• _Instrução dada 1_:
Nas entradas, formate como tabela Markdown o trecho que vai da linha que contém "menu-option-b: b) Print flag [9,176,218,205]" até à linha que contém "ascii-art-remnant: ( _ _ _ _ ) [9,0,587,15]", inclusive, com as colunas «N.º» e «Linha». Omita as linhas em branco.

Ainda o Orçamento do Estado

Cerca de 70% dos países da OCDE considera a introdução de género no Orçamento de Estado um fator importante de combate às desigualdades 

Há algumas semanas publiquei neste jornal um artigo intitulado Orçamento de género adiado?. Falava do artigo 17.º do Orçamento de Estado de 2018, que poderá ter passado despercebido a muitas e a muitos, dada a sua presença algo solitária neste documento fundamental do Estado. Permitam-me que volte ao assunto para mostrar que, o que em Portugal ainda é pouco mais do que um artigo no Orçamento de Estado, nos outros países da OCDE é já uma realidade diversificada e, em alguns casos, bem consolidada. 

A grande maioria dos países da OCDE (cerca de 70%) considera a introdução da perspetiva de género no Orçamento de Estado um fator importante de combate às desigualdades de género. Quanto à forma de o fazer, porém, existe grande variedade. Por exemplo, a Austrália publica anualmente, desde 2008, um documento complementar ao Orçamento onde são detalhadas as políticas públicas com impacto na vida das mulheres. A Suécia faz algo semelhante, desde 1988, num apêndice ao Orçamento de Estado, onde discrimina a distribuição dos recursos financeiros entre os géneros. Na Alemanha, por outro lado, o Governo Federal estipulou que as políticas gizadas pelos Ministérios devem «tomar em consideração objetivos de igualdade de género e o seu impacto em termos de género» (OECD Journal on Budgeting, 2017).

A Áustria é um caso à parte. À semelhança da Constituição Portuguesa (no seu artigo 9.º), a Constituição Austríaca consagra a igualdade entre homens e mulheres. Mas não se fica por aqui. A lei fundamental dos Austríacos dedica uma alínea do artigo 13.º e duas alíneas do artigo 51.º à tradução orçamental da igualdade de género, tornando-se assim a única Constituição do mundo a estipular um orçamento de género.

• _Instrução dada 2_:
Prossiga o texto sobre o orçamento de género a partir da última frase apresentada.

• _Material_:
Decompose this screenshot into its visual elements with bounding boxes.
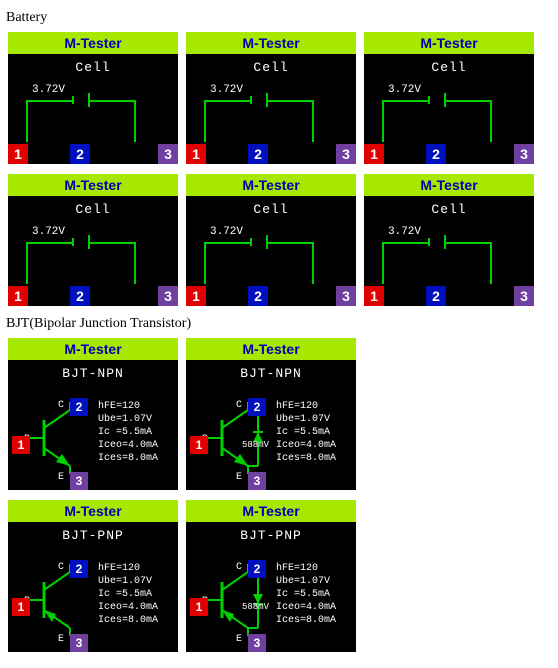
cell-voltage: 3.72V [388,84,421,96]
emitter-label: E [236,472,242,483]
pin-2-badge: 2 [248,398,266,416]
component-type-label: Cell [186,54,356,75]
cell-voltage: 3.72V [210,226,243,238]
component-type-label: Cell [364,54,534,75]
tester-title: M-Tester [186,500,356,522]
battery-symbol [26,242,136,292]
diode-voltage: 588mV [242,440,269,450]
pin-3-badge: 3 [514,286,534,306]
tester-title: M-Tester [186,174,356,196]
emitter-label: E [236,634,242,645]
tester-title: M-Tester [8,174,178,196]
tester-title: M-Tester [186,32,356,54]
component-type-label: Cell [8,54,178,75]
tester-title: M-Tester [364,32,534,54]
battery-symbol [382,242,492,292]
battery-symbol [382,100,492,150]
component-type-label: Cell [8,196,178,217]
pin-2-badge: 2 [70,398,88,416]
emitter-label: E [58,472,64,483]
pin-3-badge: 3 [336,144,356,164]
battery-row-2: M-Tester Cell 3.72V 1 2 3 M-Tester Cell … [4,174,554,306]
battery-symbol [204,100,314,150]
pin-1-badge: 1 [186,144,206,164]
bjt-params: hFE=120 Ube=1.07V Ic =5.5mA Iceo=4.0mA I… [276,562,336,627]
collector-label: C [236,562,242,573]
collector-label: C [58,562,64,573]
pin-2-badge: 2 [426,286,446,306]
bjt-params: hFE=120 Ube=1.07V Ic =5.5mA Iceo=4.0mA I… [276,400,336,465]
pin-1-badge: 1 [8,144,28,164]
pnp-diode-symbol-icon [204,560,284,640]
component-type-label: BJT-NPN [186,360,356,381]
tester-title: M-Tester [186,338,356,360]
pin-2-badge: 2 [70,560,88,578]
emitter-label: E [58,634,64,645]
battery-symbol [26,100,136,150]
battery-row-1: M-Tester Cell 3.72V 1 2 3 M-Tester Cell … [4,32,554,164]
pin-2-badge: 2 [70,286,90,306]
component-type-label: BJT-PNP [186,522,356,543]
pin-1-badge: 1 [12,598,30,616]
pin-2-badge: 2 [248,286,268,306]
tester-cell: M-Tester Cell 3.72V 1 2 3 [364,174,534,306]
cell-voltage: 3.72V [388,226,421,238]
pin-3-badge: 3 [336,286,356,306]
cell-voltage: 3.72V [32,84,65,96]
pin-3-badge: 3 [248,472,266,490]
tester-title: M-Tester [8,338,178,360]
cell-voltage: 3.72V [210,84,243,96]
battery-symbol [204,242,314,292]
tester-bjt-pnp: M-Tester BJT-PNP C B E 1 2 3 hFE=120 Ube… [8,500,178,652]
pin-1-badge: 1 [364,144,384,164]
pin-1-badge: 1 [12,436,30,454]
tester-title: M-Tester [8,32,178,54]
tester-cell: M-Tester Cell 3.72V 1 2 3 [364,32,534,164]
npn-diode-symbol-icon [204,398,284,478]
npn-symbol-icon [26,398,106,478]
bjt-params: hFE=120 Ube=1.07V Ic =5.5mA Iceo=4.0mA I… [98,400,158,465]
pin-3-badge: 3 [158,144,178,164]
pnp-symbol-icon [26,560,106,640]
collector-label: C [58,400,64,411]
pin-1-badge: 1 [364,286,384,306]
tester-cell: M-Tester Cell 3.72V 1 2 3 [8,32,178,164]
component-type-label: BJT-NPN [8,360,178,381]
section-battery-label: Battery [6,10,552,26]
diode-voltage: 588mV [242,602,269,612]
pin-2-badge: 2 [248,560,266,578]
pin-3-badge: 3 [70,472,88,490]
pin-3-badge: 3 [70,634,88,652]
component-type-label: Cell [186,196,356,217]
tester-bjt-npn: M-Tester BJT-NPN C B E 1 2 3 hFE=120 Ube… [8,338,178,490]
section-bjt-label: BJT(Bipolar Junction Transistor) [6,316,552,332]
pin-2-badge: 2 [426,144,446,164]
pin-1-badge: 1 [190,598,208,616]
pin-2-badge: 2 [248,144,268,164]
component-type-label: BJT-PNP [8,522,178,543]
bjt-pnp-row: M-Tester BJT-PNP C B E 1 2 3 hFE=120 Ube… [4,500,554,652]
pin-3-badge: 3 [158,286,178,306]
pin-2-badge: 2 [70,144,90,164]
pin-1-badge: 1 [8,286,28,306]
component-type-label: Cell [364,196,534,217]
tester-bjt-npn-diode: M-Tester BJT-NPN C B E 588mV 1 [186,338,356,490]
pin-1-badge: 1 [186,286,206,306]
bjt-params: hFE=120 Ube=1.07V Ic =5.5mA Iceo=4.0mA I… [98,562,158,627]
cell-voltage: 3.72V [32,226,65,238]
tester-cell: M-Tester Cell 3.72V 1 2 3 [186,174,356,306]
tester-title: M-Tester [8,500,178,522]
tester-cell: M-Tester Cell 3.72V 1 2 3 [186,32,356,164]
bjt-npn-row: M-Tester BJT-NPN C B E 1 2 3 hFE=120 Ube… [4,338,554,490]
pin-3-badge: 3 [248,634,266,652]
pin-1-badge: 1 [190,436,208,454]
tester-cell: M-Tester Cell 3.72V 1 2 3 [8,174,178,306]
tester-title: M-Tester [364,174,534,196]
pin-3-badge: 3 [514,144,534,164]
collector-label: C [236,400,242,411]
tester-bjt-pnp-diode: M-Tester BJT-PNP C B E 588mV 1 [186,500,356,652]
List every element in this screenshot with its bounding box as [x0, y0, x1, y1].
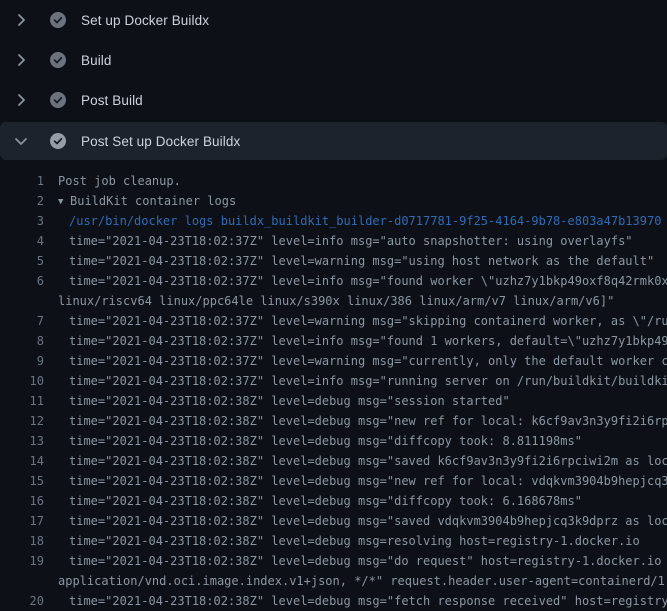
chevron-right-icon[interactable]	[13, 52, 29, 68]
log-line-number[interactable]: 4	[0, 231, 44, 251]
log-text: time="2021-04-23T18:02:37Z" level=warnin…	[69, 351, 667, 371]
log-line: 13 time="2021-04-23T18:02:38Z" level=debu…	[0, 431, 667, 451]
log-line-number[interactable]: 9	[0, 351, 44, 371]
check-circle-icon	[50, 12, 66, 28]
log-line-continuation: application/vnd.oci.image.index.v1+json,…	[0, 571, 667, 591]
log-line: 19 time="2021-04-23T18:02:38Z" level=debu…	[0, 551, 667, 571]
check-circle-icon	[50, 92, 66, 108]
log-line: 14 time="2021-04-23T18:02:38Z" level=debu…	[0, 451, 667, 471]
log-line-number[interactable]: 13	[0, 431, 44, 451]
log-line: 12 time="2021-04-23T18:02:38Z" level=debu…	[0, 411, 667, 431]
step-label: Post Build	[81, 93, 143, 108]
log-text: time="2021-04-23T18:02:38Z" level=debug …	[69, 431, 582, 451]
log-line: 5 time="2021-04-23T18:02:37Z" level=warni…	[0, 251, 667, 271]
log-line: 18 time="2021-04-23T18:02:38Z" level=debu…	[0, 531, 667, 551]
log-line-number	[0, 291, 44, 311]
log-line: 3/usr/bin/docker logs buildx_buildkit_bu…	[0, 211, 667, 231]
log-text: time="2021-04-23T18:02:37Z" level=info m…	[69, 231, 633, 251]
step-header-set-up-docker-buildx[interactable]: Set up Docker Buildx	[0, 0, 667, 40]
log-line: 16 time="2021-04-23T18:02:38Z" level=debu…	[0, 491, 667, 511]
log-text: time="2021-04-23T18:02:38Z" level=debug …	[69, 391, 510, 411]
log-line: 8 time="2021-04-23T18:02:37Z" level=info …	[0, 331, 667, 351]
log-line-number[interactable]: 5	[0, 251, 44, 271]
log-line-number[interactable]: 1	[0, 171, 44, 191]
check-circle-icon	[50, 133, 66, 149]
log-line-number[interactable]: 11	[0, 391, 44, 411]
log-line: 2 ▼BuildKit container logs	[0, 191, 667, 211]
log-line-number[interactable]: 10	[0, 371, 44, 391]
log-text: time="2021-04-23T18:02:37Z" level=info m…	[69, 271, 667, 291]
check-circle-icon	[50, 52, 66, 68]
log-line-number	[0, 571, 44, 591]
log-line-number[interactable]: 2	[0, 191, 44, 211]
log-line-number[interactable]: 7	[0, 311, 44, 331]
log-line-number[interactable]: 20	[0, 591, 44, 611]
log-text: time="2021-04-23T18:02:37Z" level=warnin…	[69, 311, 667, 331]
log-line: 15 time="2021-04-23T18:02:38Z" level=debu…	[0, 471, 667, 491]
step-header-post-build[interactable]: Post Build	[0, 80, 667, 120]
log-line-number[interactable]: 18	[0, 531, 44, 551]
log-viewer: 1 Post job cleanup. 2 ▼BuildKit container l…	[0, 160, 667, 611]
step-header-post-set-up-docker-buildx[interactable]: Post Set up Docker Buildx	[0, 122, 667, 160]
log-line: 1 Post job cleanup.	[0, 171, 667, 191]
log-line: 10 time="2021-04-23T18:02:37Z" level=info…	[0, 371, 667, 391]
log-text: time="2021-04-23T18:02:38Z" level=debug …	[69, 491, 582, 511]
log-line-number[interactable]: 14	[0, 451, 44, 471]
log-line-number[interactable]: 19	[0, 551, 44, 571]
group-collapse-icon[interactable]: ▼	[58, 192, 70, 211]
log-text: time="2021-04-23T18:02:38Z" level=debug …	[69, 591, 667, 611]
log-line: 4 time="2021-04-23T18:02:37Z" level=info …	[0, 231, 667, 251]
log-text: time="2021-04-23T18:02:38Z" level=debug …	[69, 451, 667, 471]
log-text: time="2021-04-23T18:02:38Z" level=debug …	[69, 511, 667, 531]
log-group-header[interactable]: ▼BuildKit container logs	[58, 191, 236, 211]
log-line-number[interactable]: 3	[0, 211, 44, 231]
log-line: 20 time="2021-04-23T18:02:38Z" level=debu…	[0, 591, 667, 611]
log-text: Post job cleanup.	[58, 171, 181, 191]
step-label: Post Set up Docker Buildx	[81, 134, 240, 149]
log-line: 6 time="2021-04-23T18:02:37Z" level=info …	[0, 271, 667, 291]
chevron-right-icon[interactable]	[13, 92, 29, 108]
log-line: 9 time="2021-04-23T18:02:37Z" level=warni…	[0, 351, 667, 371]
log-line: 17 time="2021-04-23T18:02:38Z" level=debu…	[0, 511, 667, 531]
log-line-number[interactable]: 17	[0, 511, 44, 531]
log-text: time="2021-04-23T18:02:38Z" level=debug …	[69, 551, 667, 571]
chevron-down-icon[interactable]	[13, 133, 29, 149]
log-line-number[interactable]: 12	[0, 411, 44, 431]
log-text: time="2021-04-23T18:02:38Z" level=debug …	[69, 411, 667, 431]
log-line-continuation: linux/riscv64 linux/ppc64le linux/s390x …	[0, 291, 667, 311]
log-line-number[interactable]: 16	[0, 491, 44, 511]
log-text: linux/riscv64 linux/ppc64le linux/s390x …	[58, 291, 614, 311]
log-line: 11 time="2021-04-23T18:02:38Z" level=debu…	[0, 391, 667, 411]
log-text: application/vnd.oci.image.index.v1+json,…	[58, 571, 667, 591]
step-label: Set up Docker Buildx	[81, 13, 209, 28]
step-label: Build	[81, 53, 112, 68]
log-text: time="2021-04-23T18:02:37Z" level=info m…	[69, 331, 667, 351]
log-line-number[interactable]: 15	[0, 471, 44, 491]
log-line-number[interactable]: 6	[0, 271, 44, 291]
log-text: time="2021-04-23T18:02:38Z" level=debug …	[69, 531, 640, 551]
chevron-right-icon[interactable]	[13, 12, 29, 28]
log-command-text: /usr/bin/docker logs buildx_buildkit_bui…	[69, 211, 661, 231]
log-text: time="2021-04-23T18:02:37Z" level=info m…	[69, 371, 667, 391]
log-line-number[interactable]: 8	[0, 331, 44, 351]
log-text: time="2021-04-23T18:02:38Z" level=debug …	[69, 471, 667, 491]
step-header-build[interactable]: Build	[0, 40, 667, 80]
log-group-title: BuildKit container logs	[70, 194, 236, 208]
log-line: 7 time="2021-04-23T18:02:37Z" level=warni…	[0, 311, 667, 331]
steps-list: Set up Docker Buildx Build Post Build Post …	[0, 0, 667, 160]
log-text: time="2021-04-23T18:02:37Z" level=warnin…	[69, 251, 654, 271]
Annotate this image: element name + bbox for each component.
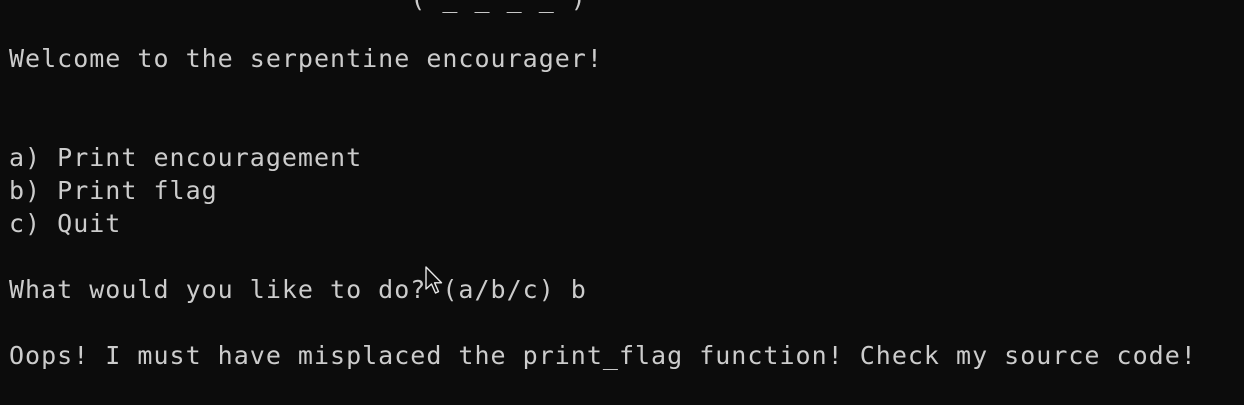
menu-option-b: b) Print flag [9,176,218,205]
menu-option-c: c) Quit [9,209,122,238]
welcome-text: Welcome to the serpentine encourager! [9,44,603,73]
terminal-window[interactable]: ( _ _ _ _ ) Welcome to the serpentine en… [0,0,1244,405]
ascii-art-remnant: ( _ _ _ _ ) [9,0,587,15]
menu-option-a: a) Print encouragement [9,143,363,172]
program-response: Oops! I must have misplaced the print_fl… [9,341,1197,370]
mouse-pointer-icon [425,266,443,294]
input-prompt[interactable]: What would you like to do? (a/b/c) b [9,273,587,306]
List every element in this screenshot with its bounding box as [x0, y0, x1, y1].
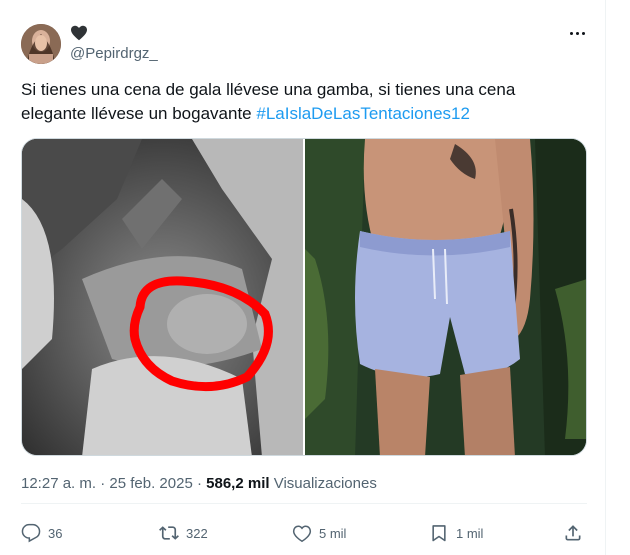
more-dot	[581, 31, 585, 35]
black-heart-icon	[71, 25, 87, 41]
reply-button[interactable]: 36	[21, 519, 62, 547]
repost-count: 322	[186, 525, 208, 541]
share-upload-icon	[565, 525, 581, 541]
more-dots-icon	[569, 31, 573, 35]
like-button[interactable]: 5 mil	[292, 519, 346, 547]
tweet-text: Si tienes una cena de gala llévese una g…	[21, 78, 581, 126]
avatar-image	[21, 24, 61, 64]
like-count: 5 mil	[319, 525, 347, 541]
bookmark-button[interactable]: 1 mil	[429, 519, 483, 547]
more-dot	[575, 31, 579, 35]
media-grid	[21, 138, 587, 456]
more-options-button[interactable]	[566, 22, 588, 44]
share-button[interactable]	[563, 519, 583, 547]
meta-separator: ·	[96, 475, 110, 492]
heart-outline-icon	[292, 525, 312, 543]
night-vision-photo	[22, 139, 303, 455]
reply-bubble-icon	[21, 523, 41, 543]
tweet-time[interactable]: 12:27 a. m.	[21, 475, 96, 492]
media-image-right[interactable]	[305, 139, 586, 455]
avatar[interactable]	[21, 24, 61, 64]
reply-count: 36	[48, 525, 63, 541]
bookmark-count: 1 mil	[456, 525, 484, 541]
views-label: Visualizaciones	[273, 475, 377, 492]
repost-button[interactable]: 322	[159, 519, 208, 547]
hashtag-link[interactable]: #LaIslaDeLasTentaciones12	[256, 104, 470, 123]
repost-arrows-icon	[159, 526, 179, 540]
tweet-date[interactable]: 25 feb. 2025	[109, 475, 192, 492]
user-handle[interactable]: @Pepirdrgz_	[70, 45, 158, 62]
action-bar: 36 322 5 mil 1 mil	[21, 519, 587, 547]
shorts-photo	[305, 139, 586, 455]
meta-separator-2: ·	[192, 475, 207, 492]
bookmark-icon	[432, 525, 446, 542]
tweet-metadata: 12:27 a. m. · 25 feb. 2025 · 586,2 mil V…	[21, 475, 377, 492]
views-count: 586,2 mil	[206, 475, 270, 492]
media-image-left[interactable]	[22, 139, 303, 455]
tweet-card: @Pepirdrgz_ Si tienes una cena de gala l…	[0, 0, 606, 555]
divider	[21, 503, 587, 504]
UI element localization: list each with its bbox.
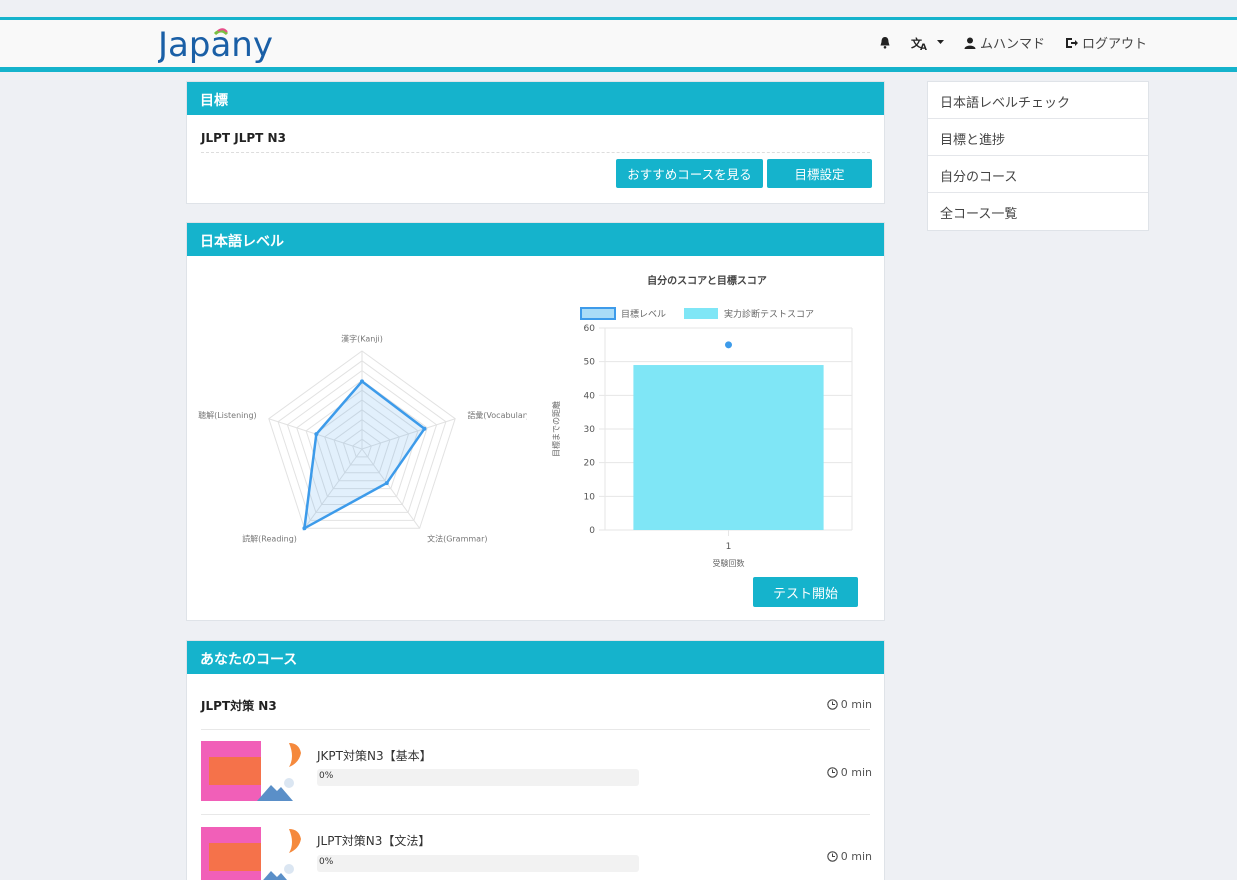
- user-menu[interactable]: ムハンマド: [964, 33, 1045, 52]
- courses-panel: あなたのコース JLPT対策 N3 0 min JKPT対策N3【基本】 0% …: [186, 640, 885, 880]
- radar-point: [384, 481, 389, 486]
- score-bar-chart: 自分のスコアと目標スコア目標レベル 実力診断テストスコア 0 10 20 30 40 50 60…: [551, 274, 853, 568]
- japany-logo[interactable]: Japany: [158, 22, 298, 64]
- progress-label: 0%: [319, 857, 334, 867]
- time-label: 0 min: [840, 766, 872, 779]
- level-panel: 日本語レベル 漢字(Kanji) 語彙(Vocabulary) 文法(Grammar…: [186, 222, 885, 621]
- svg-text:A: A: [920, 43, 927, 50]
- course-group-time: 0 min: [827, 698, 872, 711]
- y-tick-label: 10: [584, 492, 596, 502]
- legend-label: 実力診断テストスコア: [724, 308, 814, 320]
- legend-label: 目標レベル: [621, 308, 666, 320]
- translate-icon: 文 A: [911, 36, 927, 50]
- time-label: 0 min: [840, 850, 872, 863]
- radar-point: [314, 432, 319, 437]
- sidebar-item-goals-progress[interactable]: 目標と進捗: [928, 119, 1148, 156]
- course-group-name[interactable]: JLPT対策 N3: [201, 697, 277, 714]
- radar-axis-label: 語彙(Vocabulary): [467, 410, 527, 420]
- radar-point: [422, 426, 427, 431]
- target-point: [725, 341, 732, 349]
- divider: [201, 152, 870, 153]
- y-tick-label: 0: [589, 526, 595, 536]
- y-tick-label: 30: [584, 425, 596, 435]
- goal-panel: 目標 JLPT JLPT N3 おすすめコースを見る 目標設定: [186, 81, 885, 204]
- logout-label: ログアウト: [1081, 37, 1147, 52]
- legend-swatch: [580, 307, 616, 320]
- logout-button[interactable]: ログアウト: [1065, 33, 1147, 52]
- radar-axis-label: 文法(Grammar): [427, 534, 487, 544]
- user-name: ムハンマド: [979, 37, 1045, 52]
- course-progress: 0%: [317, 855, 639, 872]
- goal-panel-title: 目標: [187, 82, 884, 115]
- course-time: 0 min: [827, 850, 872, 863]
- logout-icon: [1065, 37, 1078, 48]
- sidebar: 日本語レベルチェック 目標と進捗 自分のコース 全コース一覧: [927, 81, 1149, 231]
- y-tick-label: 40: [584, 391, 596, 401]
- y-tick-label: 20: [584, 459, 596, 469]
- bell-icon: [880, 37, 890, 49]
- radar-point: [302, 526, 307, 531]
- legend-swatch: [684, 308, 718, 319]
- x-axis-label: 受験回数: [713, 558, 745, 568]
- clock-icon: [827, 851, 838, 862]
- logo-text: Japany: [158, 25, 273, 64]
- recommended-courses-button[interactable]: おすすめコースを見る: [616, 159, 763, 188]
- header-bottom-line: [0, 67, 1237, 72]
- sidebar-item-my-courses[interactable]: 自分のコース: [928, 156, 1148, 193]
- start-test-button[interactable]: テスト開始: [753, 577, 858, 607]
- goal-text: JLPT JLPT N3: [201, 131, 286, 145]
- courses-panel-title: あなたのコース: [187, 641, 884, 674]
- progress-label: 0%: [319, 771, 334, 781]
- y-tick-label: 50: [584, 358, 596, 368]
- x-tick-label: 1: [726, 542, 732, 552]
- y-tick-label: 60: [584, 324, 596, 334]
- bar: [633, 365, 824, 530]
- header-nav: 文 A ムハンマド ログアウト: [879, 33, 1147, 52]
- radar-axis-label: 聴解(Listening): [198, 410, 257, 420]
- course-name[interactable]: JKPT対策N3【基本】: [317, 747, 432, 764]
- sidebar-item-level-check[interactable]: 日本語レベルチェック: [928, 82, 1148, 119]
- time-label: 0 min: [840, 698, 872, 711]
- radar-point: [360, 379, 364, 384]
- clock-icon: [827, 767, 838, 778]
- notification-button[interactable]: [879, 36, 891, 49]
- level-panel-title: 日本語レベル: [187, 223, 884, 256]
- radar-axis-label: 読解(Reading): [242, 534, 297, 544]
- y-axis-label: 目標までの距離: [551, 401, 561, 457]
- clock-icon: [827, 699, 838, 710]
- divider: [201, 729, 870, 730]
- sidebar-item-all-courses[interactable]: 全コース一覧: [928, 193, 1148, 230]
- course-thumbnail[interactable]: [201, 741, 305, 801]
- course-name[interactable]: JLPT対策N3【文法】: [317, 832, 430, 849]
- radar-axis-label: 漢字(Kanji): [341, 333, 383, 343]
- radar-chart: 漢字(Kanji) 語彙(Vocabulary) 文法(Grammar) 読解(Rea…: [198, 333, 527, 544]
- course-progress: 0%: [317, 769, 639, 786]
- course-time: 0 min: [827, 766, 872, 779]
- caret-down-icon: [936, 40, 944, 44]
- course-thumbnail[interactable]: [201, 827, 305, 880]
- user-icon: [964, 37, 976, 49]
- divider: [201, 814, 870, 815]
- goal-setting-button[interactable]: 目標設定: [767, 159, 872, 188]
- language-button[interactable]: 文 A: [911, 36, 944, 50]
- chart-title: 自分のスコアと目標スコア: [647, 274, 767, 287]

• _Resposta escrita 1_:
| N.º | Linha |
|---|---|
| 1 | menu-option-b: b) Print flag [9,176,218,205] |
| 2 | menu-option-c: c) Quit [9,209,122,238] |
| 3 | welcome-text: Welcome to the serpentine encourager! [9,44,603,73] |
| 4 | terminal-window[interactable]: ( _ _ _ _ ) Welcome to the serpentine en… [0,0,1244,405] |
| 5 | ascii-art-remnant: ( _ _ _ _ ) [9,0,587,15] |

• _Resposta escrita 2_:
Uma questão importante é saber como avaliar o impacto dos orçamentos de género. E tem sido abordada de forma diferente por diferentes países. Existem exemplos de procedimentos orçamentais, respeitadores do género, que acabam por sustentar a adoção de cláusulas orçamentais cuja bondade, de outra forma, seria difícil de vislumbrar. E existem também exemplos em que estes procedimentos demonstram que medidas inicialmente consideradas positivas são, na realidade, prejudiciais para um dos géneros e, por isso, devem ser abandonadas. Existe, porém, algo que todos consideram essencial. Designadamente, a existência de estatísticas desagregadas por género, as quais são já obrigatórias em alguns países da OCDE.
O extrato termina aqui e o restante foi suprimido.